Prompt:
Reproduce the lines from the one containing "145, 958, 388]" through the one containing "145, 958, 619]", including both of those lines, with no changes.

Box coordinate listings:
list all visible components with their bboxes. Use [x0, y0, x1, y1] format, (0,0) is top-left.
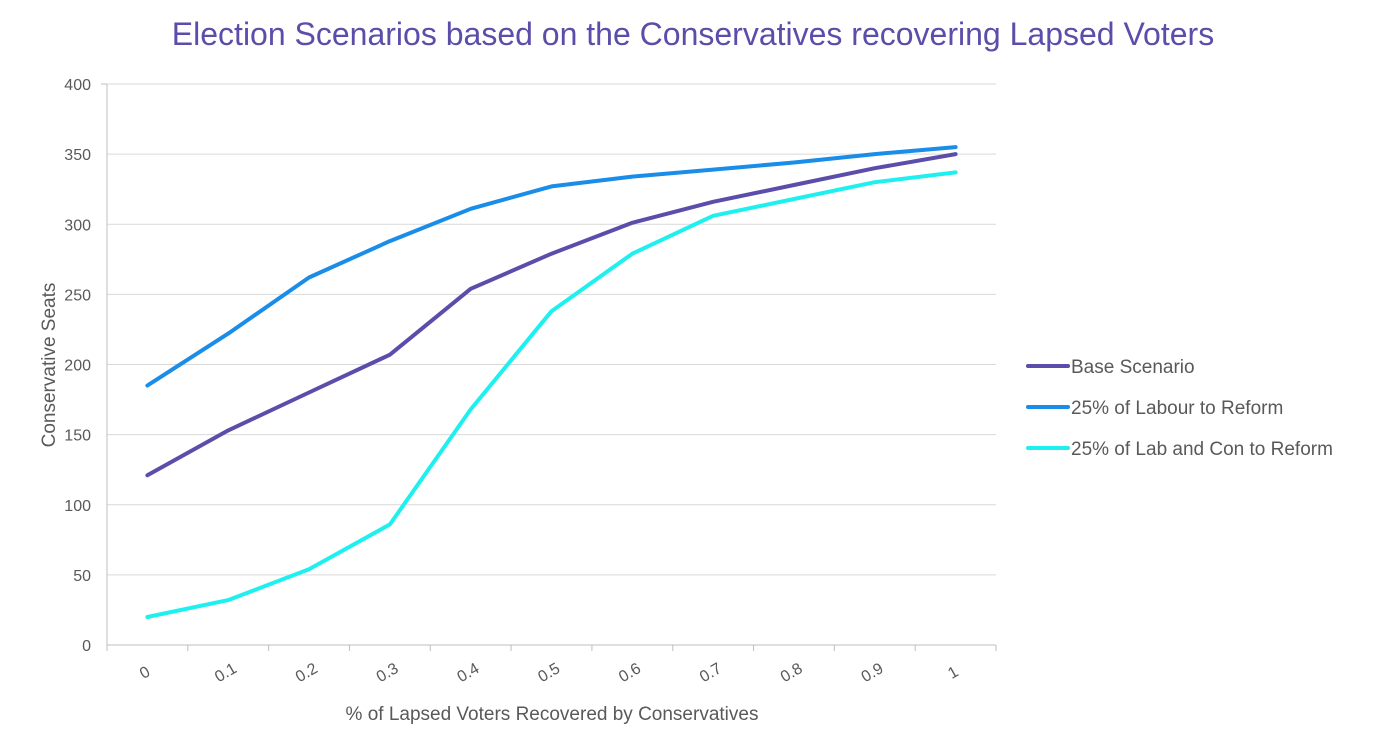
series-line-2	[145, 145, 958, 388]
x-tick-label: 0.2	[293, 660, 321, 686]
y-tick-label: 400	[64, 77, 91, 94]
legend-label: 25% of Lab and Con to Reform	[1071, 439, 1333, 460]
axes	[101, 83, 997, 651]
y-tick-label: 300	[64, 217, 91, 234]
x-axis-title: % of Lapsed Voters Recovered by Conserva…	[346, 704, 759, 725]
x-tick-label: 0.5	[535, 660, 563, 686]
series-line-3	[145, 170, 958, 619]
x-tick-label: 0.4	[455, 660, 483, 686]
y-tick-label: 350	[64, 147, 91, 164]
legend-label: 25% of Labour to Reform	[1071, 398, 1283, 419]
x-tick-label: 0.6	[616, 660, 644, 686]
series-line-1	[145, 152, 958, 478]
grid-lines	[107, 83, 996, 576]
y-tick-label: 0	[82, 638, 91, 655]
y-tick-labels: 0 50 100 150 200 250 300 350 400	[64, 77, 91, 655]
chart-title: Election Scenarios based on the Conserva…	[171, 16, 1215, 52]
y-tick-label: 150	[64, 428, 91, 445]
y-tick-label: 100	[64, 498, 91, 515]
x-tick-label: 0.1	[212, 660, 240, 686]
y-tick-label: 50	[73, 568, 91, 585]
x-tick-label: 0	[137, 663, 153, 682]
x-tick-label: 0.8	[778, 660, 806, 686]
y-tick-label: 200	[64, 358, 91, 375]
y-axis-title: Conservative Seats	[39, 283, 60, 448]
y-tick-label: 250	[64, 287, 91, 304]
legend-label: Base Scenario	[1071, 357, 1195, 378]
series-lines	[145, 145, 958, 619]
x-tick-label: 1	[945, 663, 961, 682]
legend: Base Scenario 25% of Labour to Reform 25% …	[1026, 357, 1333, 460]
x-tick-label: 0.9	[859, 660, 887, 686]
x-tick-label: 0.7	[697, 660, 725, 686]
x-tick-labels: 0 0.1 0.2 0.3 0.4 0.5 0.6 0.7 0.8 0.9 1	[137, 660, 961, 686]
x-tick-label: 0.3	[374, 660, 402, 686]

Answer in full:
series-line-2	[145, 145, 958, 388]
x-tick-label: 0.2	[293, 660, 321, 686]
y-tick-label: 400	[64, 77, 91, 94]
legend-label: 25% of Lab and Con to Reform	[1071, 439, 1333, 460]
axes	[101, 83, 997, 651]
y-tick-label: 300	[64, 217, 91, 234]
x-axis-title: % of Lapsed Voters Recovered by Conserva…	[346, 704, 759, 725]
x-tick-label: 0.5	[535, 660, 563, 686]
series-line-3	[145, 170, 958, 619]
x-tick-label: 0.4	[455, 660, 483, 686]
y-tick-label: 350	[64, 147, 91, 164]
legend-label: 25% of Labour to Reform	[1071, 398, 1283, 419]
x-tick-label: 0.6	[616, 660, 644, 686]
series-line-1	[145, 152, 958, 478]
grid-lines	[107, 83, 996, 576]
y-tick-label: 0	[82, 638, 91, 655]
y-tick-labels: 0 50 100 150 200 250 300 350 400	[64, 77, 91, 655]
chart-title: Election Scenarios based on the Conserva…	[171, 16, 1215, 52]
y-tick-label: 150	[64, 428, 91, 445]
y-tick-label: 100	[64, 498, 91, 515]
x-tick-label: 0.1	[212, 660, 240, 686]
y-tick-label: 50	[73, 568, 91, 585]
x-tick-label: 0	[137, 663, 153, 682]
x-tick-label: 0.8	[778, 660, 806, 686]
y-tick-label: 200	[64, 358, 91, 375]
y-axis-title: Conservative Seats	[39, 283, 60, 448]
y-tick-label: 250	[64, 287, 91, 304]
legend-label: Base Scenario	[1071, 357, 1195, 378]
series-lines	[145, 145, 958, 619]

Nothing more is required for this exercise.